• **Aim of the exercise**
Copy every line with the string "명사절이고" in it.

— START Entries shown —

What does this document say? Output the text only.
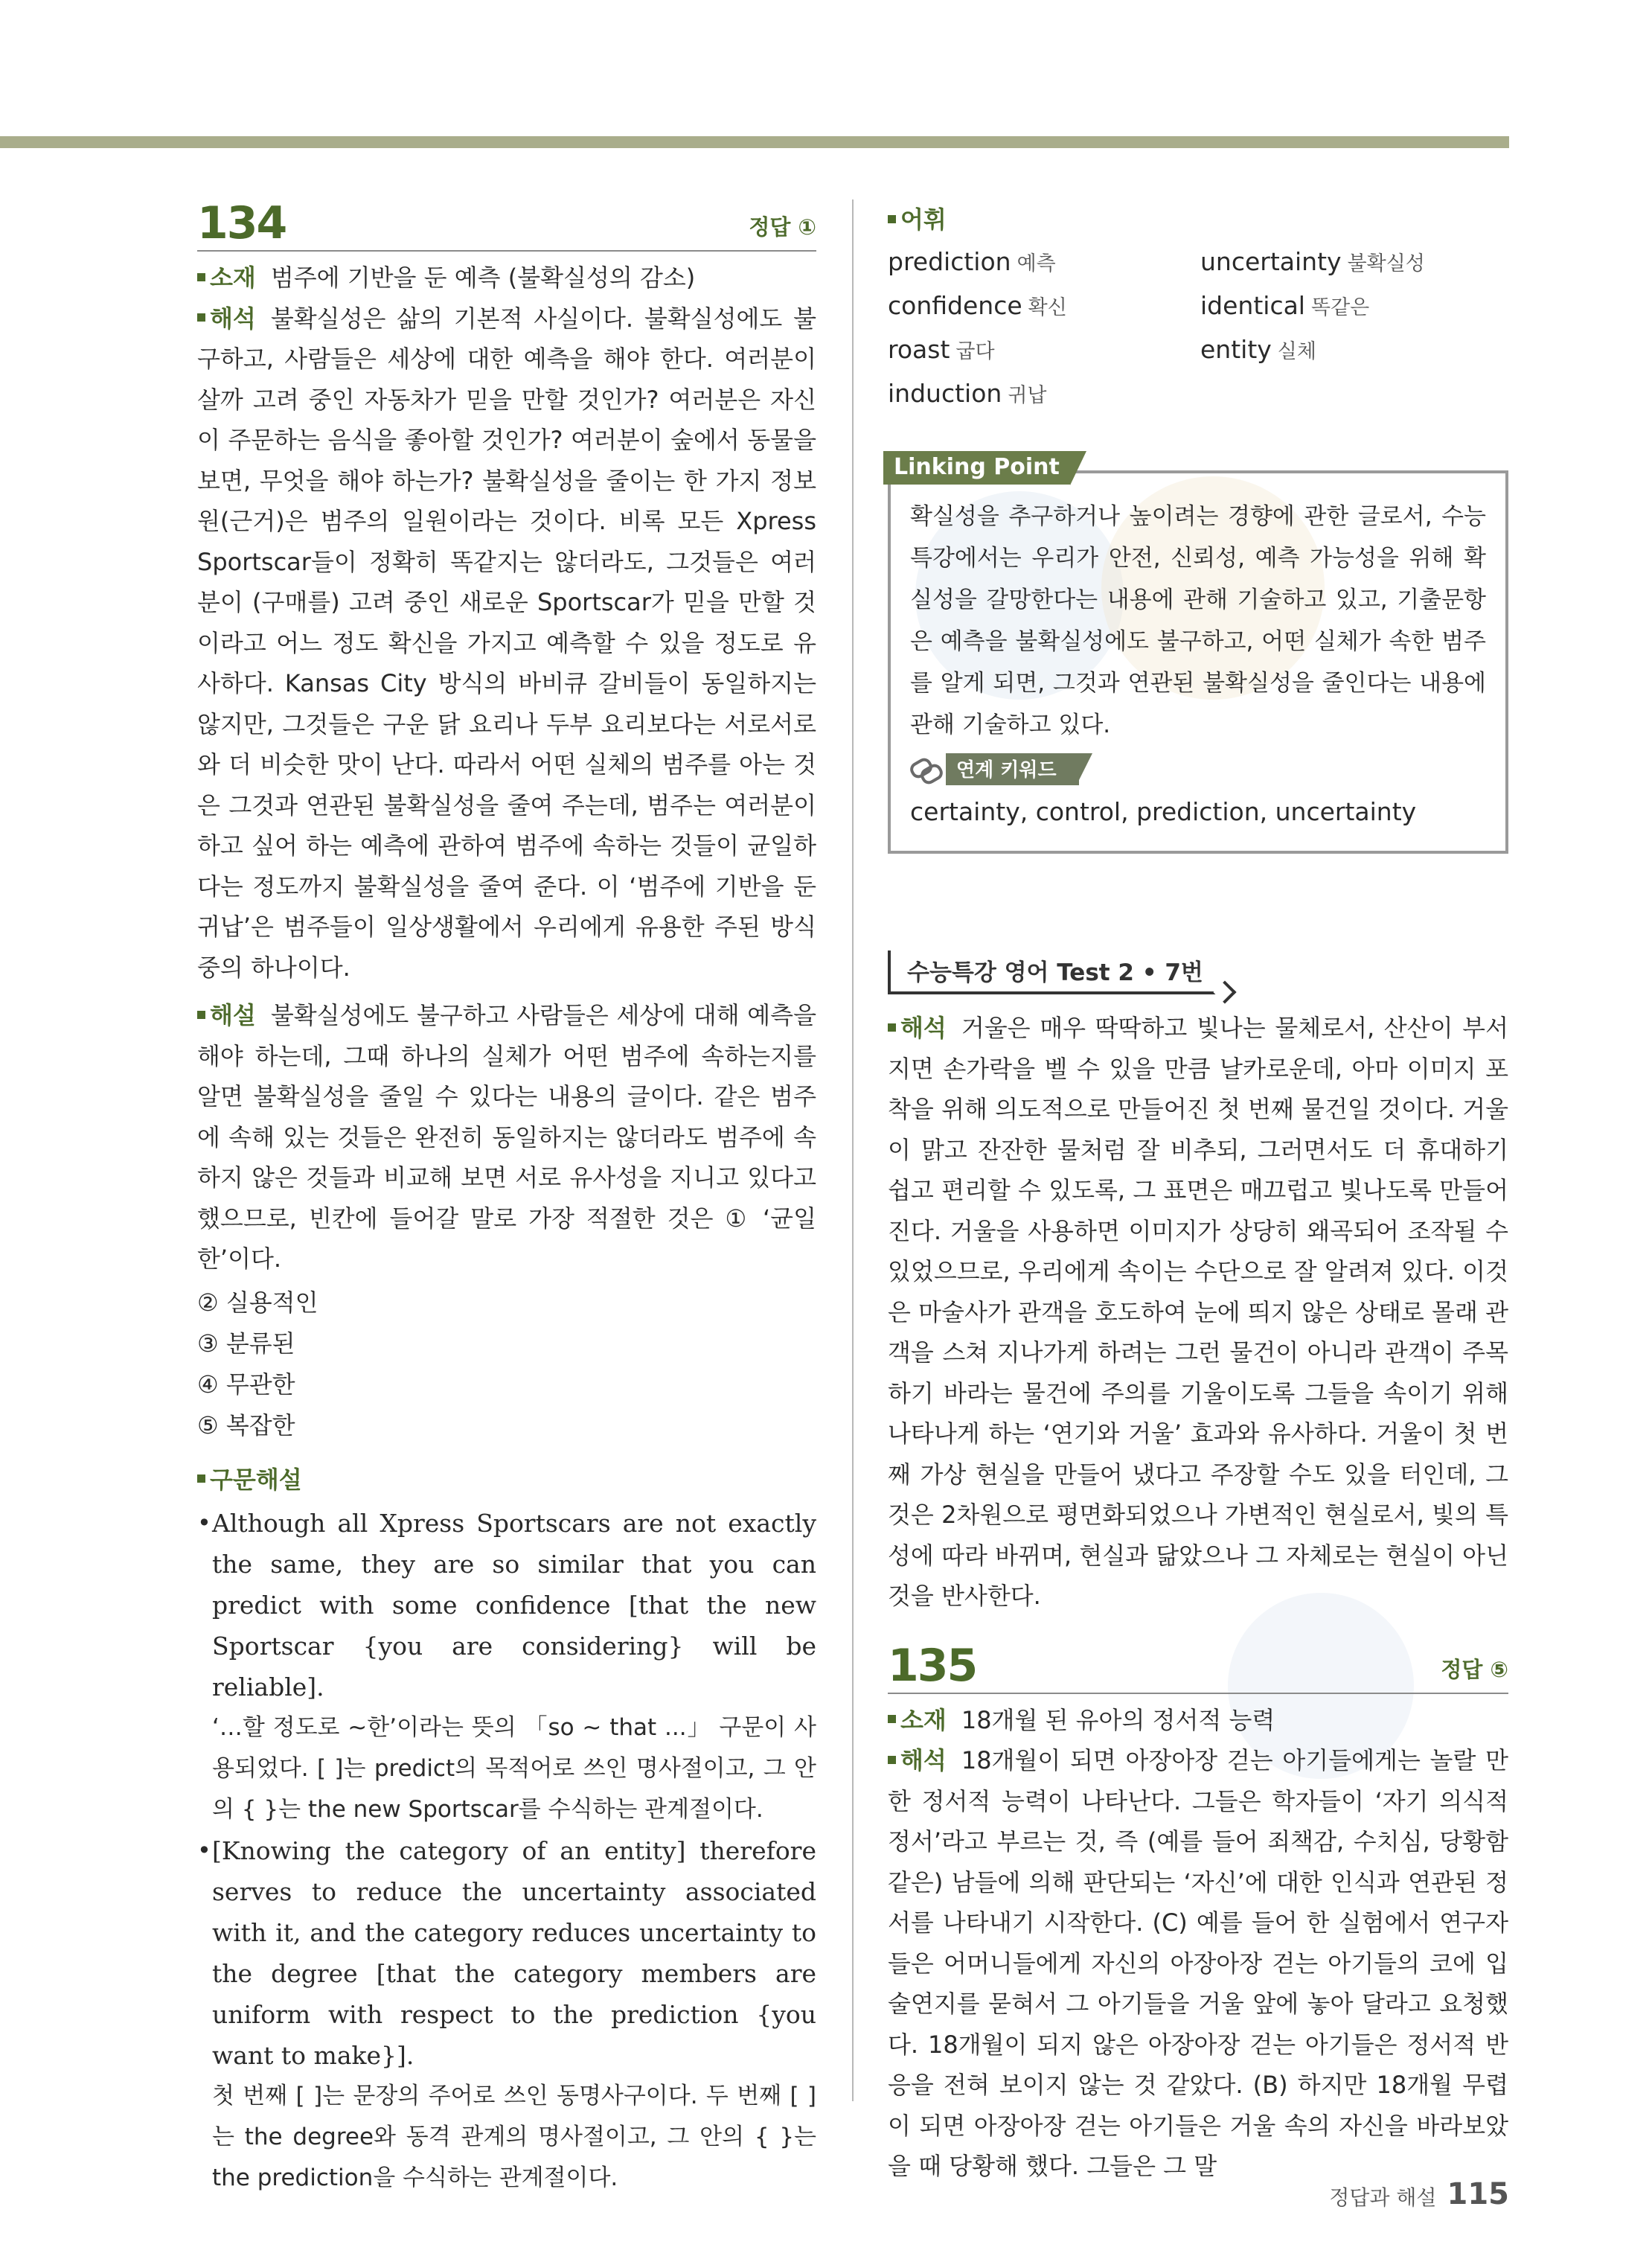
134	정답 ①

소재 범주에 기반을 둔 예측 (불확실성의 감소)

해석 불확실성은 삶의 기본적 사실이다. 불확실성에도 불구하고, 사람들은 세상에 대한 예측을 해야 한다. 여러분이 살까 고려 중인 자동차가 믿을 만할 것인가? 여러분은 자신이 주문하는 음식을 좋아할 것인가? 여러분이 숲에서 동물을 보면, 무엇을 해야 하는가? 불확실성을 줄이는 한 가지 정보원(근거)은 범주의 일원이라는 것이다. 비록 모든 Xpress Sportscar들이 정확히 똑같지는 않더라도, 그것들은 여러분이 (구매를) 고려 중인 새로운 Sportscar가 믿을 만할 것이라고 어느 정도 확신을 가지고 예측할 수 있을 정도로 유사하다. Kansas City 방식의 바비큐 갈비들이 동일하지는 않지만, 그것들은 구운 닭 요리나 두부 요리보다는 서로서로와 더 비슷한 맛이 난다. 따라서 어떤 실체의 범주를 아는 것은 그것과 연관된 불확실성을 줄여 주는데, 범주는 여러분이 하고 싶어 하는 예측에 관하여 범주에 속하는 것들이 균일하다는 정도까지 불확실성을 줄여 준다. 이 ‘범주에 기반을 둔 귀납’은 범주들이 일상생활에서 우리에게 유용한 주된 방식 중의 하나이다.

해설 불확실성에도 불구하고 사람들은 세상에 대해 예측을 해야 하는데, 그때 하나의 실체가 어떤 범주에 속하는지를 알면 불확실성을 줄일 수 있다는 내용의 글이다. 같은 범주에 속해 있는 것들은 완전히 동일하지는 않더라도 범주에 속하지 않은 것들과 비교해 보면 서로 유사성을 지니고 있다고 했으므로, 빈칸에 들어갈 말로 가장 적절한 것은 ① ‘균일한’이다.

② 실용적인
③ 분류된
④ 무관한
⑤ 복잡한
구문해설
• Although all Xpress Sportscars are not exactly the same, they are so similar that you can predict with some confidence [that the new Sportscar {you are considering} will be reliable].
‘…할 정도로 ~한’이라는 뜻의 「so ~ that ...」 구문이 사용되었다. [ ]는 predict의 목적어로 쓰인 명사절이고, 그 안의 { }는 the new Sportscar를 수식하는 관계절이다.
• [Knowing the category of an entity] therefore serves to reduce the uncertainty associated with it, and the category reduces uncertainty to the degree [that the category members are uniform with respect to the prediction {you want to make}].
첫 번째 [ ]는 문장의 주어로 쓰인 동명사구이다. 두 번째 [ ]는 the degree와 동격 관계의 명사절이고, 그 안의 { }는 the prediction을 수식하는 관계절이다.
어휘
prediction 예측	uncertainty 불확실성
confidence 확신	identical 똑같은
roast 굽다	entity 실체
induction 귀납
Linking Point

확실성을 추구하거나 높이려는 경향에 관한 글로서, 수능특강에서는 우리가 안전, 신뢰성, 예측 가능성을 위해 확실성을 갈망한다는 내용에 관해 기술하고 있고, 기출문항은 예측을 불확실성에도 불구하고, 어떤 실체가 속한 범주를 알게 되면, 그것과 연관된 불확실성을 줄인다는 내용에 관해 기술하고 있다.

연계 키워드
certainty, control, prediction, uncertainty
수능특강 영어 Test 2 • 7번

해석 거울은 매우 딱딱하고 빛나는 물체로서, 산산이 부서지면 손가락을 벨 수 있을 만큼 날카로운데, 아마 이미지 포착을 위해 의도적으로 만들어진 첫 번째 물건일 것이다. 거울이 맑고 잔잔한 물처럼 잘 비추되, 그러면서도 더 휴대하기 쉽고 편리할 수 있도록, 그 표면은 매끄럽고 빛나도록 만들어진다. 거울을 사용하면 이미지가 상당히 왜곡되어 조작될 수 있었으므로, 우리에게 속이는 수단으로 잘 알려져 있다. 이것은 마술사가 관객을 호도하여 눈에 띄지 않은 상태로 몰래 관객을 스쳐 지나가게 하려는 그런 물건이 아니라 관객이 주목하기 바라는 물건에 주의를 기울이도록 그들을 속이기 위해 나타나게 하는 ‘연기와 거울’ 효과와 유사하다. 거울이 첫 번째 가상 현실을 만들어 냈다고 주장할 수도 있을 터인데, 그것은 2차원으로 평면화되었으나 가변적인 현실로서, 빛의 특성에 따라 바뀌며, 현실과 닮았으나 그 자체로는 현실이 아닌 것을 반사한다.

135	정답 ⑤

소재 18개월 된 유아의 정서적 능력

해석 18개월이 되면 아장아장 걷는 아기들에게는 놀랄 만한 정서적 능력이 나타난다. 그들은 학자들이 ‘자기 의식적 정서’라고 부르는 것, 즉 (예를 들어 죄책감, 수치심, 당황함 같은) 남들에 의해 판단되는 ‘자신’에 대한 인식과 연관된 정서를 나타내기 시작한다. (C) 예를 들어 한 실험에서 연구자들은 어머니들에게 자신의 아장아장 걷는 아기들의 코에 입술연지를 묻혀서 그 아기들을 거울 앞에 놓아 달라고 요청했다. 18개월이 되지 않은 아장아장 걷는 아기들은 정서적 반응을 전혀 보이지 않는 것 같았다. (B) 하지만 18개월 무렵이 되면 아장아장 걷는 아기들은 거울 속의 자신을 바라보았을 때 당황해 했다. 그들은 그 말

정답과 해설 115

— END Entries shown —

• **Correct response**
‘…할 정도로 ~한’이라는 뜻의 「so ~ that ...」 구문이 사용되었다. [ ]는 predict의 목적어로 쓰인 명사절이고, 그 안의 { }는 the new Sportscar를 수식하는 관계절이다.
첫 번째 [ ]는 문장의 주어로 쓰인 동명사구이다. 두 번째 [ ]는 the degree와 동격 관계의 명사절이고, 그 안의 { }는 the prediction을 수식하는 관계절이다.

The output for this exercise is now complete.